• _Stated task_
Which lines below hold the word "Management"? Report each one.

• _Stored rows_
════════════════
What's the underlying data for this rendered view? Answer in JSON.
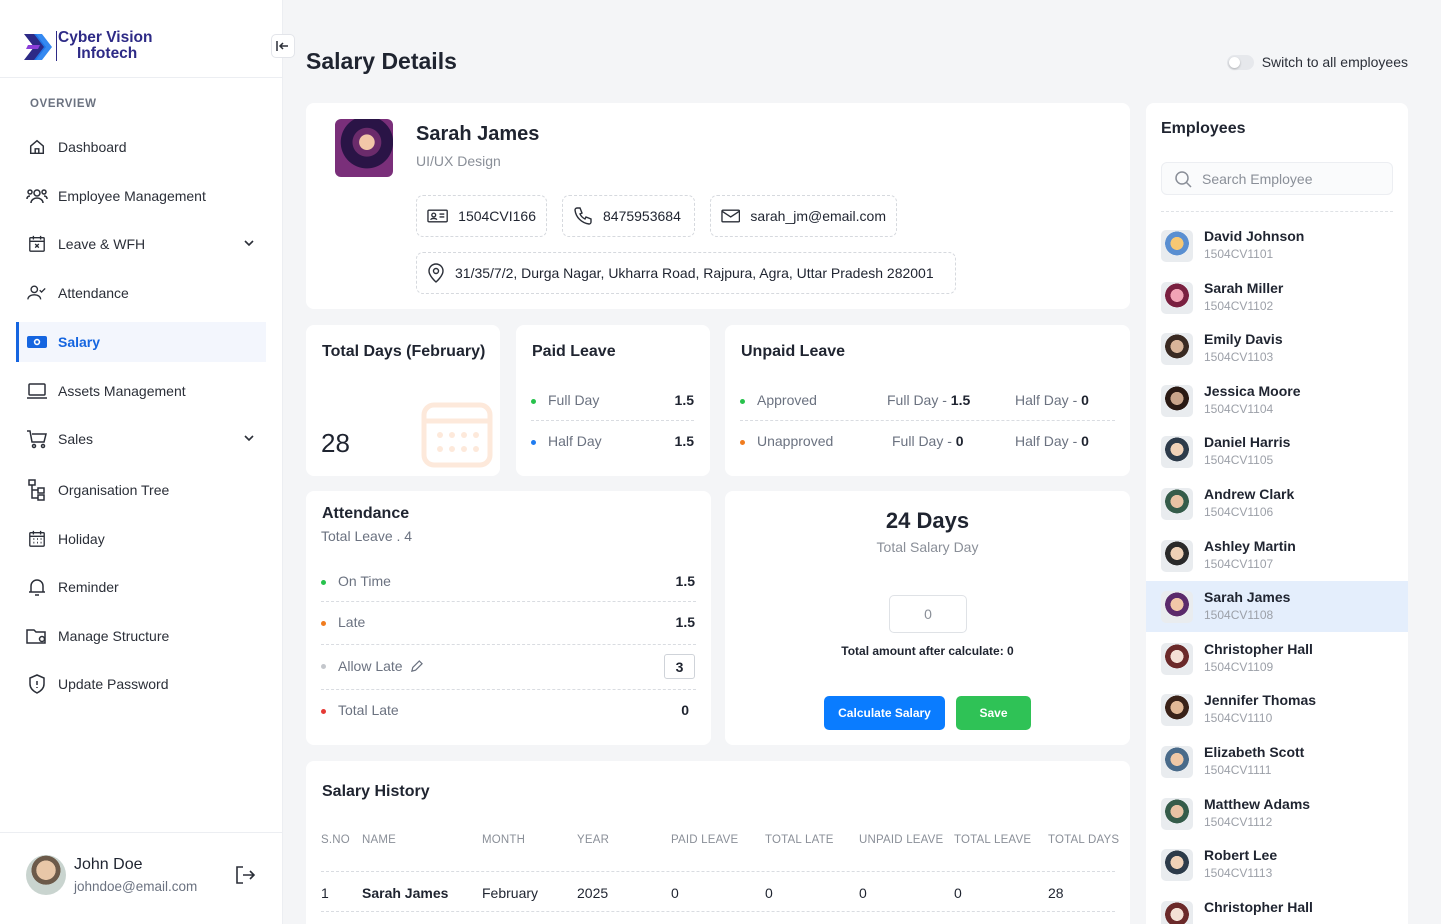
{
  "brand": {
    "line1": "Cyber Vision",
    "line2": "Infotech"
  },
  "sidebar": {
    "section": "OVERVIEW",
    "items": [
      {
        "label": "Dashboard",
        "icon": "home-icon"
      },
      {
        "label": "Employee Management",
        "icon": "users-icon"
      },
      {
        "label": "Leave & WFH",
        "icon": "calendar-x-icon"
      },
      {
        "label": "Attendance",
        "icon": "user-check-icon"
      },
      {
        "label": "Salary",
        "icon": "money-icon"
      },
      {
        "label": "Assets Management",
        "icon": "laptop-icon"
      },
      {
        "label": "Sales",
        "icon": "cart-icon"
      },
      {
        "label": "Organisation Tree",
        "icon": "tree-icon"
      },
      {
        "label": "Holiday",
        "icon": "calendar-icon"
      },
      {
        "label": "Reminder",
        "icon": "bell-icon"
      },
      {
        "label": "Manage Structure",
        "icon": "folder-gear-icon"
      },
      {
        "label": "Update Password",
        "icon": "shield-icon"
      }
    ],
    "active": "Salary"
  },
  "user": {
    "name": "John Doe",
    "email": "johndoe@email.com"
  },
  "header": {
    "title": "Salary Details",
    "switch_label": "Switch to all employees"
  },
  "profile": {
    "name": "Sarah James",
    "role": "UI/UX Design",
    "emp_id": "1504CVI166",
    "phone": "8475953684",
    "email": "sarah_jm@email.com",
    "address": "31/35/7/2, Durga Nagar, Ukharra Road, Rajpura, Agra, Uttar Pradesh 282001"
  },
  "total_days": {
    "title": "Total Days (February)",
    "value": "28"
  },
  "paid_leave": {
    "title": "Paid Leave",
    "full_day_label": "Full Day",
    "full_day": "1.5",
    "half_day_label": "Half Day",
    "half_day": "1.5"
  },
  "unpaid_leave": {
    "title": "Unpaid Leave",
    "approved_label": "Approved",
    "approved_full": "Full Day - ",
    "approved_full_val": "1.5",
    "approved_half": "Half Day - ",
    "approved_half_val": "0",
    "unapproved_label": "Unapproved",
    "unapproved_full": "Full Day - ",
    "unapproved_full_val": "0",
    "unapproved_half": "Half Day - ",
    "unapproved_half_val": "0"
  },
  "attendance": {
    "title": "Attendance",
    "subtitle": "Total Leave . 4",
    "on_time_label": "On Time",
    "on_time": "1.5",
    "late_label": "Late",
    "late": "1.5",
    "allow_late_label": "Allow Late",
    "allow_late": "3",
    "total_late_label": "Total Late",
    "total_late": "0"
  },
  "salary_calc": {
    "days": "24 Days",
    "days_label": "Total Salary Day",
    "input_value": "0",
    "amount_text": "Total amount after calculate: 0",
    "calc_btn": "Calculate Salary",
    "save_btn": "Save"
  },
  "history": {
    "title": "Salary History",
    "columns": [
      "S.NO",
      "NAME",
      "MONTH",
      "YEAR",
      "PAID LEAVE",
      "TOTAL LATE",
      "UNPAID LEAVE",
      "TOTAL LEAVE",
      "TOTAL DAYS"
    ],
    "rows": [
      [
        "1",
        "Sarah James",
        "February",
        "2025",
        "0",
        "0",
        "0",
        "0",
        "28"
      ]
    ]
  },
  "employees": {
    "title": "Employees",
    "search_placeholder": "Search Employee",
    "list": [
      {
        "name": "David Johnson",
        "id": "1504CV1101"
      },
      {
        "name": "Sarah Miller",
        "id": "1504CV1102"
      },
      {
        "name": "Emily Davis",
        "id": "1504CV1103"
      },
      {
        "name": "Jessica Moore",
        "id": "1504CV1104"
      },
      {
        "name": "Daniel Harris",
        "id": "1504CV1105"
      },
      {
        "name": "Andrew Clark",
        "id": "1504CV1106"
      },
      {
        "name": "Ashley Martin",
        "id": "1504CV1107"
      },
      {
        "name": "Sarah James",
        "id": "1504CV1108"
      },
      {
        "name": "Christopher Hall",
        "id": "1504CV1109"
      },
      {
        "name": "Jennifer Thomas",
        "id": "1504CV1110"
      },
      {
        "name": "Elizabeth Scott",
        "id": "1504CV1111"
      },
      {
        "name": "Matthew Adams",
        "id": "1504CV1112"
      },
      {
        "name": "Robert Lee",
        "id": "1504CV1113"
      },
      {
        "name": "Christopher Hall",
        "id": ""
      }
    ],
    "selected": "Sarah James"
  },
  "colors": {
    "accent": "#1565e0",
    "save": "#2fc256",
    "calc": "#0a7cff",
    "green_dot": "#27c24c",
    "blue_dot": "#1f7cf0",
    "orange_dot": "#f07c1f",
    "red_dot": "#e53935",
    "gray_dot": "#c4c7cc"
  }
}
════════════════
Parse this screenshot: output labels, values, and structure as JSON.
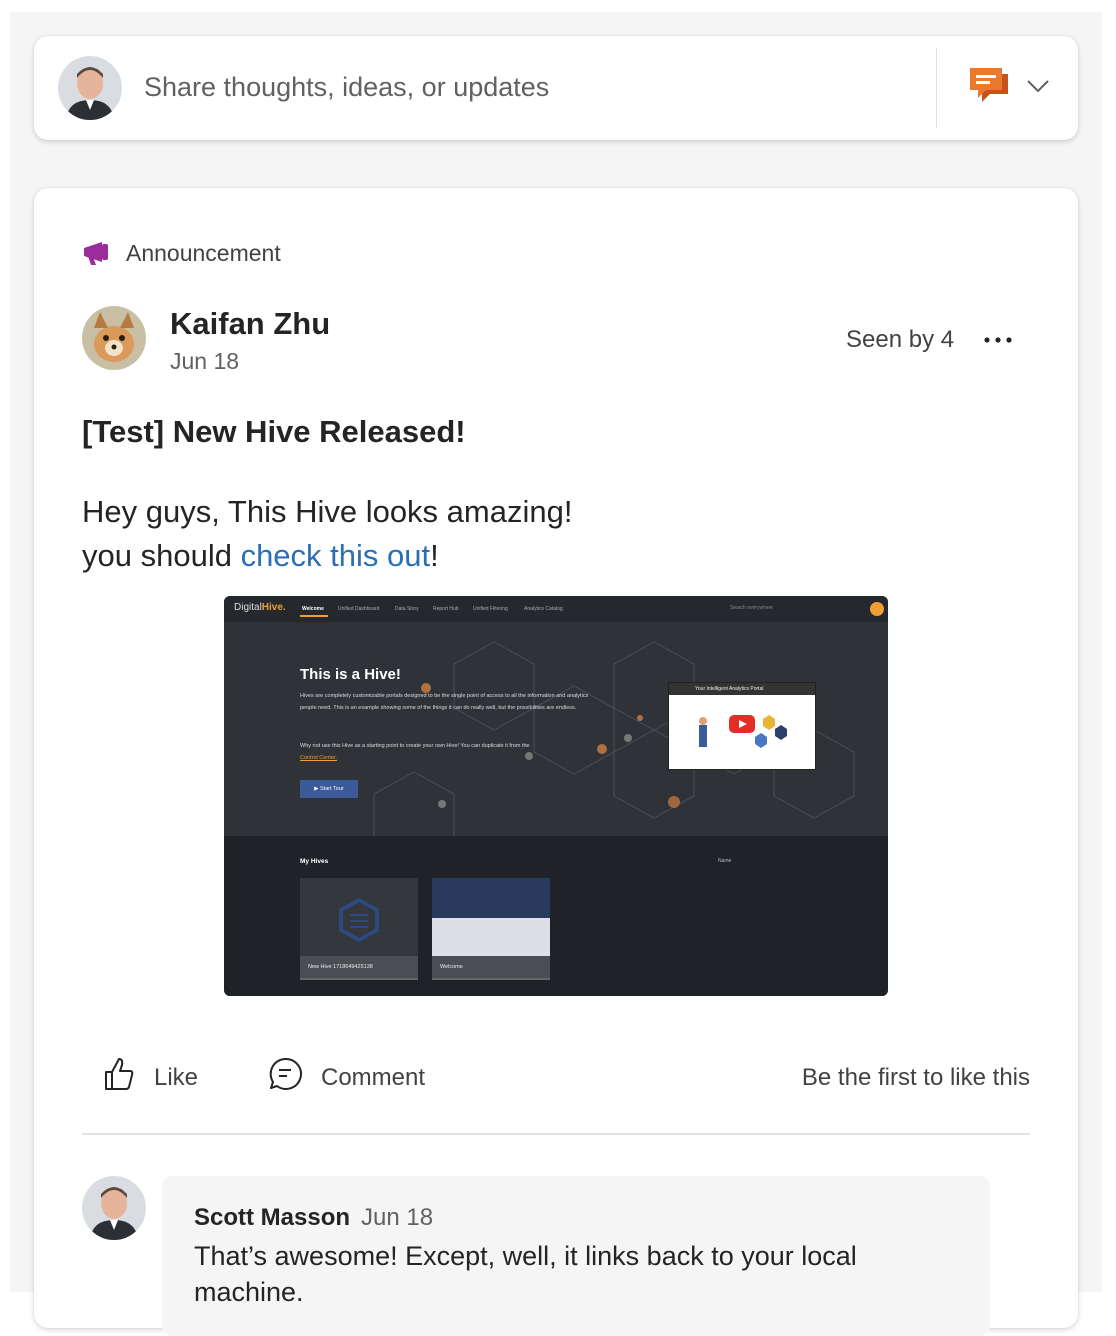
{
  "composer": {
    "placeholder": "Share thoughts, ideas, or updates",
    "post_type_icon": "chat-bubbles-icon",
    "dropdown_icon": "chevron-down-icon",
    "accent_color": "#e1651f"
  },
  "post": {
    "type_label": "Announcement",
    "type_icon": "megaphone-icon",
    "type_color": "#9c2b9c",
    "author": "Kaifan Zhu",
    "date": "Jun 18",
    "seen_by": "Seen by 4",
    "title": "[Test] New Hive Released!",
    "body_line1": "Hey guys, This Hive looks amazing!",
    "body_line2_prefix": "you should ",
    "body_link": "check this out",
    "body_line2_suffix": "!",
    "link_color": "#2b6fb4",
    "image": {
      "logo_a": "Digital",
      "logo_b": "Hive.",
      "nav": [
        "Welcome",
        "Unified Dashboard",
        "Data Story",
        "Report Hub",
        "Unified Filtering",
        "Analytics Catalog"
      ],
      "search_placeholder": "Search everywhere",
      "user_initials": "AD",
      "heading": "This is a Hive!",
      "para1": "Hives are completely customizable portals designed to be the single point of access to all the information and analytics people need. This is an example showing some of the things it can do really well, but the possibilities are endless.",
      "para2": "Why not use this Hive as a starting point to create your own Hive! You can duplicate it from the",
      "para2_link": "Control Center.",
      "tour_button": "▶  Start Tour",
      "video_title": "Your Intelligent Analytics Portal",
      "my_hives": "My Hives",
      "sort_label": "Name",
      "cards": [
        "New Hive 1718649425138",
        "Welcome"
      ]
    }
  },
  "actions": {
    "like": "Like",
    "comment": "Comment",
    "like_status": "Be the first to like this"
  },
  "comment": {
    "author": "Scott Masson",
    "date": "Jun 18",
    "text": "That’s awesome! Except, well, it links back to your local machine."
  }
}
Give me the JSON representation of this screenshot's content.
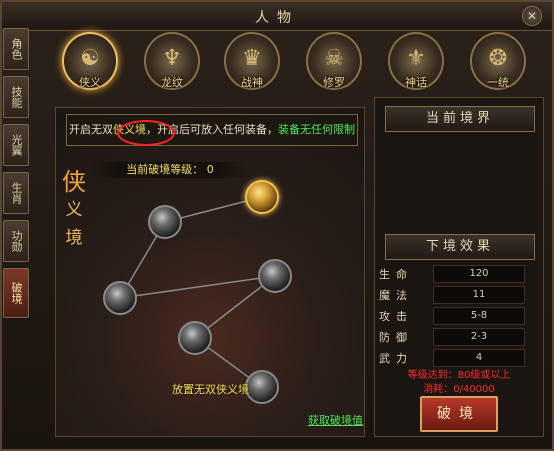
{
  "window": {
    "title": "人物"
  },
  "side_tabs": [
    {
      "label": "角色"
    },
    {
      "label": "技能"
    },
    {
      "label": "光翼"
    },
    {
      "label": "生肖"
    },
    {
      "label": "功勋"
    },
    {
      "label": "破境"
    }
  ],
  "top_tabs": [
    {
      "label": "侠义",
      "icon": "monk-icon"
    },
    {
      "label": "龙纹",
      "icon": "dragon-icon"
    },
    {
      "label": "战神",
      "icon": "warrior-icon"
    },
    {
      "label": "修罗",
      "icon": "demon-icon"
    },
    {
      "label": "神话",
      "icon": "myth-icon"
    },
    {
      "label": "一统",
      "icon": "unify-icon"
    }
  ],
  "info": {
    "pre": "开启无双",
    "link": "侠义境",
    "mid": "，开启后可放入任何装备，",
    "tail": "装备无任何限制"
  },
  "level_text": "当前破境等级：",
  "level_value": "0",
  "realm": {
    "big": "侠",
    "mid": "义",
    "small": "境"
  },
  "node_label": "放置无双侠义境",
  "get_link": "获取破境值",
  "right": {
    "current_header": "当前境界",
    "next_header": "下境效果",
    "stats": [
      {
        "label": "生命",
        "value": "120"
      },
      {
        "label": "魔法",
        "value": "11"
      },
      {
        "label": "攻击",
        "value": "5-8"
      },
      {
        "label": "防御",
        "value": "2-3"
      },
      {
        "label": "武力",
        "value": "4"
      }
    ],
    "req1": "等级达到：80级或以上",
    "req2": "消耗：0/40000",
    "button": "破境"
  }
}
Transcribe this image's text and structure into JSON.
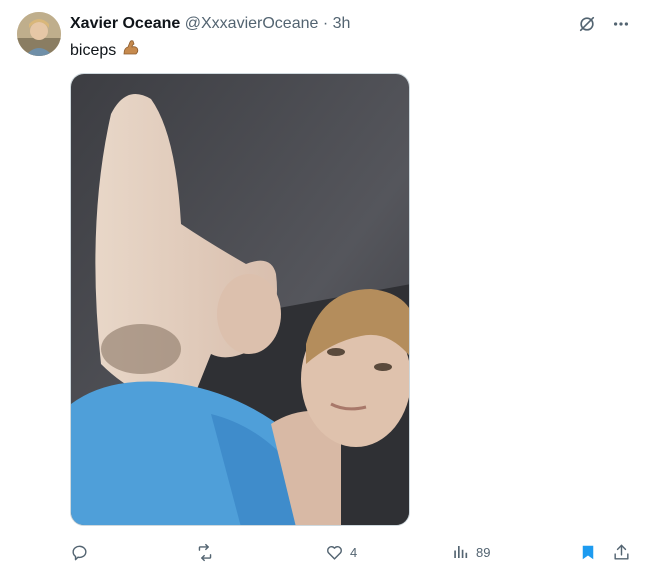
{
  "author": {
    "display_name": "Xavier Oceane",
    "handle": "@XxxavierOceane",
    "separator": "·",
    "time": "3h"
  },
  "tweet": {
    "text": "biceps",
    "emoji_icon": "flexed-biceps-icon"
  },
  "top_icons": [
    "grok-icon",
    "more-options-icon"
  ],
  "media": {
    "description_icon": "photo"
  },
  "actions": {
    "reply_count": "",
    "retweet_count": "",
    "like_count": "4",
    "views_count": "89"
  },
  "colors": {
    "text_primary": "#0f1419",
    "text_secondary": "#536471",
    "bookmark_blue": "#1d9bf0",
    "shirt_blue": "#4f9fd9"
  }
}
════════════════
• _Output for this task_
        "label": "Employee Management",
        "label": "Assets Management",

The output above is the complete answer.